>> start Data for this task
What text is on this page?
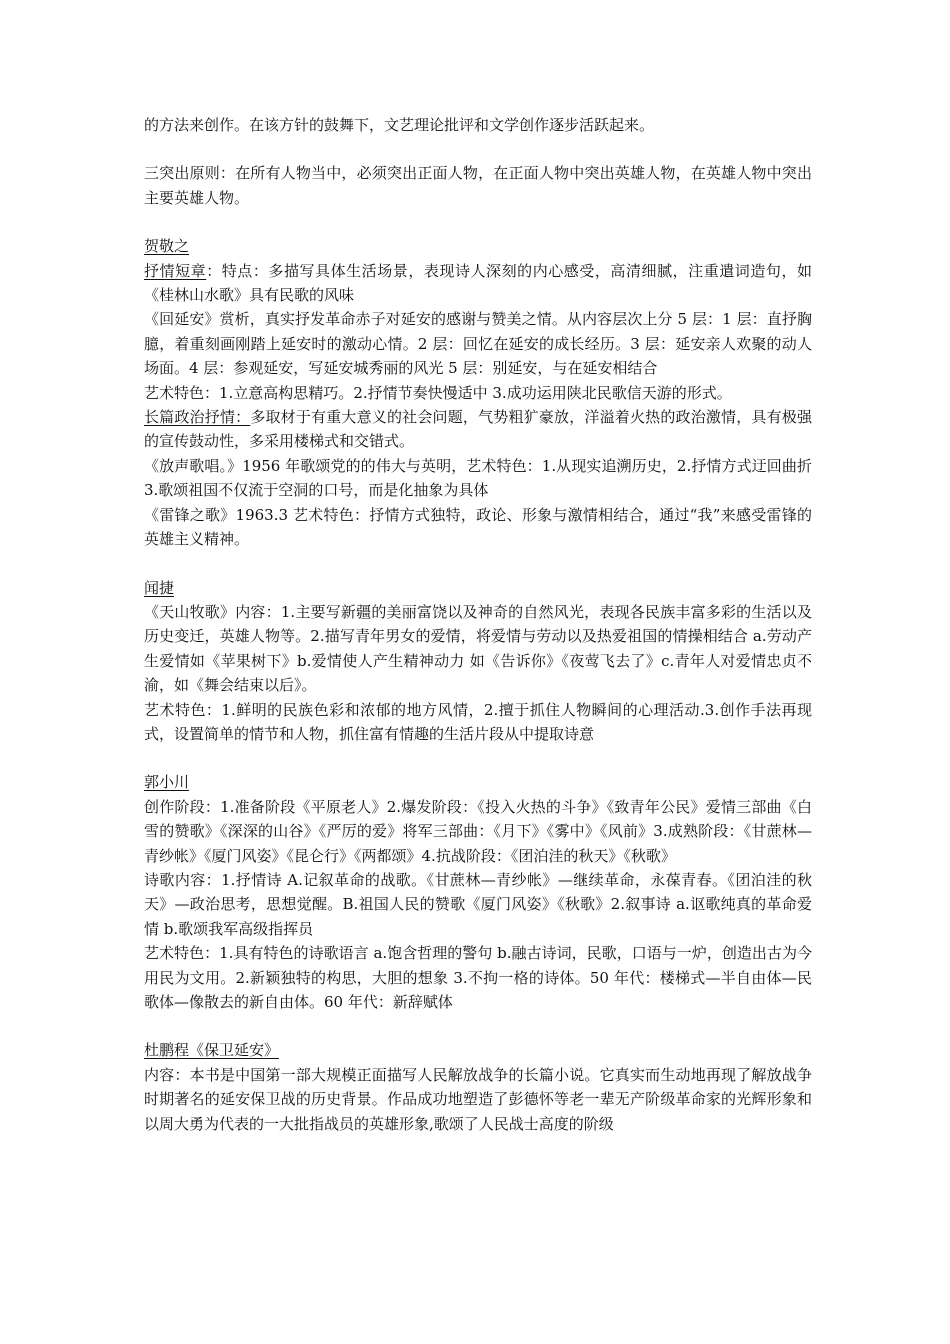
的方法来创作。在该方针的鼓舞下，文艺理论批评和文学创作逐步活跃起来。

三突出原则：在所有人物当中，必须突出正面人物，在正面人物中突出英雄人物，在英雄人物中突出主要英雄人物。

贺敬之

抒情短章：特点：多描写具体生活场景，表现诗人深刻的内心感受，高清细腻，注重遣词造句，如《桂林山水歌》具有民歌的风味

《回延安》赏析，真实抒发革命赤子对延安的感谢与赞美之情。从内容层次上分 5 层：1 层：直抒胸臆，着重刻画刚踏上延安时的激动心情。2 层：回忆在延安的成长经历。3 层：延安亲人欢聚的动人场面。4 层：参观延安，写延安城秀丽的风光 5 层：别延安，与在延安相结合

艺术特色：1.立意高构思精巧。2.抒情节奏快慢适中 3.成功运用陕北民歌信天游的形式。

长篇政治抒情：多取材于有重大意义的社会问题，气势粗犷豪放，洋溢着火热的政治激情，具有极强的宣传鼓动性，多采用楼梯式和交错式。

《放声歌唱。》1956 年歌颂党的的伟大与英明，艺术特色：1.从现实追溯历史，2.抒情方式迂回曲折 3.歌颂祖国不仅流于空洞的口号，而是化抽象为具体

《雷锋之歌》1963.3 艺术特色：抒情方式独特，政论、形象与激情相结合，通过“我”来感受雷锋的英雄主义精神。

闻捷

《天山牧歌》内容：1.主要写新疆的美丽富饶以及神奇的自然风光，表现各民族丰富多彩的生活以及历史变迁，英雄人物等。2.描写青年男女的爱情，将爱情与劳动以及热爱祖国的情操相结合 a.劳动产生爱情如《苹果树下》b.爱情使人产生精神动力 如《告诉你》《夜莺飞去了》c.青年人对爱情忠贞不渝，如《舞会结束以后》。

艺术特色：1.鲜明的民族色彩和浓郁的地方风情，2.擅于抓住人物瞬间的心理活动.3.创作手法再现式，设置简单的情节和人物，抓住富有情趣的生活片段从中提取诗意

郭小川

创作阶段：1.准备阶段《平原老人》2.爆发阶段：《投入火热的斗争》《致青年公民》爱情三部曲《白雪的赞歌》《深深的山谷》《严厉的爱》将军三部曲：《月下》《雾中》《风前》3.成熟阶段：《甘蔗林—青纱帐》《厦门风姿》《昆仑行》《两都颂》4.抗战阶段：《团泊洼的秋天》《秋歌》

诗歌内容：1.抒情诗 A.记叙革命的战歌。《甘蔗林—青纱帐》—继续革命，永葆青春。《团泊洼的秋天》—政治思考，思想觉醒。B.祖国人民的赞歌《厦门风姿》《秋歌》2.叙事诗 a.讴歌纯真的革命爱情 b.歌颂我军高级指挥员

艺术特色：1.具有特色的诗歌语言 a.饱含哲理的警句 b.融古诗词，民歌，口语与一炉，创造出古为今用民为文用。2.新颖独特的构思，大胆的想象 3.不拘一格的诗体。50 年代：楼梯式—半自由体—民歌体—像散去的新自由体。60 年代：新辞赋体

杜鹏程《保卫延安》

内容：本书是中国第一部大规模正面描写人民解放战争的长篇小说。它真实而生动地再现了解放战争时期著名的延安保卫战的历史背景。作品成功地塑造了彭德怀等老一辈无产阶级革命家的光辉形象和以周大勇为代表的一大批指战员的英雄形象,歌颂了人民战士高度的阶级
>> end Data for this task
**Directions for this task:**
Scan the records above for the string "团泊洼的秋天", then select every line that holds it.

**Response to this task:**
创作阶段：1.准备阶段《平原老人》2.爆发阶段：《投入火热的斗争》《致青年公民》爱情三部曲《白雪的赞歌》《深深的山谷》《严厉的爱》将军三部曲：《月下》《雾中》《风前》3.成熟阶段：《甘蔗林—青纱帐》《厦门风姿》《昆仑行》《两都颂》4.抗战阶段：《团泊洼的秋天》《秋歌》
诗歌内容：1.抒情诗 A.记叙革命的战歌。《甘蔗林—青纱帐》—继续革命，永葆青春。《团泊洼的秋天》—政治思考，思想觉醒。B.祖国人民的赞歌《厦门风姿》《秋歌》2.叙事诗 a.讴歌纯真的革命爱情 b.歌颂我军高级指挥员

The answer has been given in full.